[Dataset items]
•••••

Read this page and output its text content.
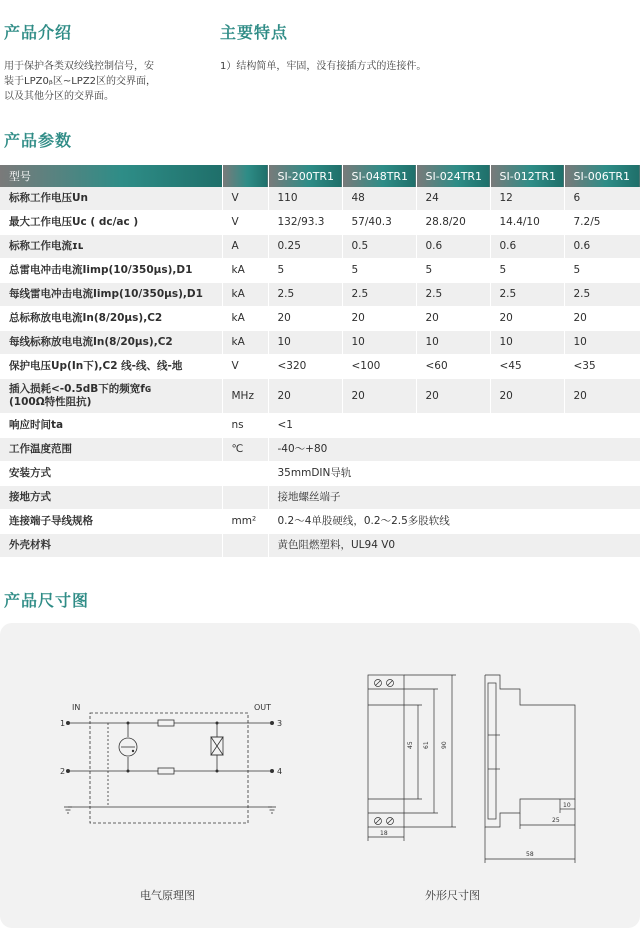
产品介绍
用于保护各类双绞线控制信号，安
装于LPZ0ᵦ区~LPZ2区的交界面，
以及其他分区的交界面。
主要特点
1）结构简单，牢固，没有接插方式的连接件。
产品参数
型号		SI-200TR1	SI-048TR1	SI-024TR1	SI-012TR1	SI-006TR1

标称工作电压Un	V	110	48	24	12	6

最大工作电压Uc ( dc/ac )	V	132/93.3	57/40.3	28.8/20	14.4/10	7.2/5

标称工作电流ɪʟ	A	0.25	0.5	0.6	0.6	0.6

总雷电冲击电流Iimp(10/350μs),D1	kA	5	5	5	5	5

每线雷电冲击电流Iimp(10/350μs),D1	kA	2.5	2.5	2.5	2.5	2.5

总标称放电电流In(8/20μs),C2	kA	20	20	20	20	20

每线标称放电电流In(8/20μs),C2	kA	10	10	10	10	10

保护电压Up(In下),C2 线-线、线-地	V	<320	<100	<60	<45	<35

插入损耗<-0.5dB下的频宽fɢ
(100Ω特性阻抗)	MHz	20	20	20	20	20

响应时间ta	ns	<1				

工作温度范围	℃	-40～+80				

安装方式		35mmDIN导轨				

接地方式		接地螺丝端子				

连接端子导线规格	mm²	0.2～4单股硬线，0.2～2.5多股软线				

外壳材料		黄色阻燃塑料，UL94 V0				
产品尺寸图
IN	OUT
1
2
3
4
45 61 90
18
25
58
10
电气原理图	外形尺寸图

•••••

▶ [Exercise details]: Transcribe the complete set of entries verbatim. No pictures belong in the copy.

▶ [Output for this task]:
Read this page and output its text content.
产品介绍
用于保护各类双绞线控制信号，安
装于LPZ0ᵦ区~LPZ2区的交界面，
以及其他分区的交界面。
主要特点
1）结构简单，牢固，没有接插方式的连接件。
产品参数
型号		SI-200TR1	SI-048TR1	SI-024TR1	SI-012TR1	SI-006TR1

标称工作电压Un	V	110	48	24	12	6

最大工作电压Uc ( dc/ac )	V	132/93.3	57/40.3	28.8/20	14.4/10	7.2/5

标称工作电流ɪʟ	A	0.25	0.5	0.6	0.6	0.6

总雷电冲击电流Iimp(10/350μs),D1	kA	5	5	5	5	5

每线雷电冲击电流Iimp(10/350μs),D1	kA	2.5	2.5	2.5	2.5	2.5

总标称放电电流In(8/20μs),C2	kA	20	20	20	20	20

每线标称放电电流In(8/20μs),C2	kA	10	10	10	10	10

保护电压Up(In下),C2 线-线、线-地	V	<320	<100	<60	<45	<35

插入损耗<-0.5dB下的频宽fɢ
(100Ω特性阻抗)	MHz	20	20	20	20	20

响应时间ta	ns	<1				

工作温度范围	℃	-40～+80				

安装方式		35mmDIN导轨				

接地方式		接地螺丝端子				

连接端子导线规格	mm²	0.2～4单股硬线，0.2～2.5多股软线				

外壳材料		黄色阻燃塑料，UL94 V0				
产品尺寸图
IN	OUT
1
2
3
4
45 61 90
18
25
58
10
电气原理图	外形尺寸图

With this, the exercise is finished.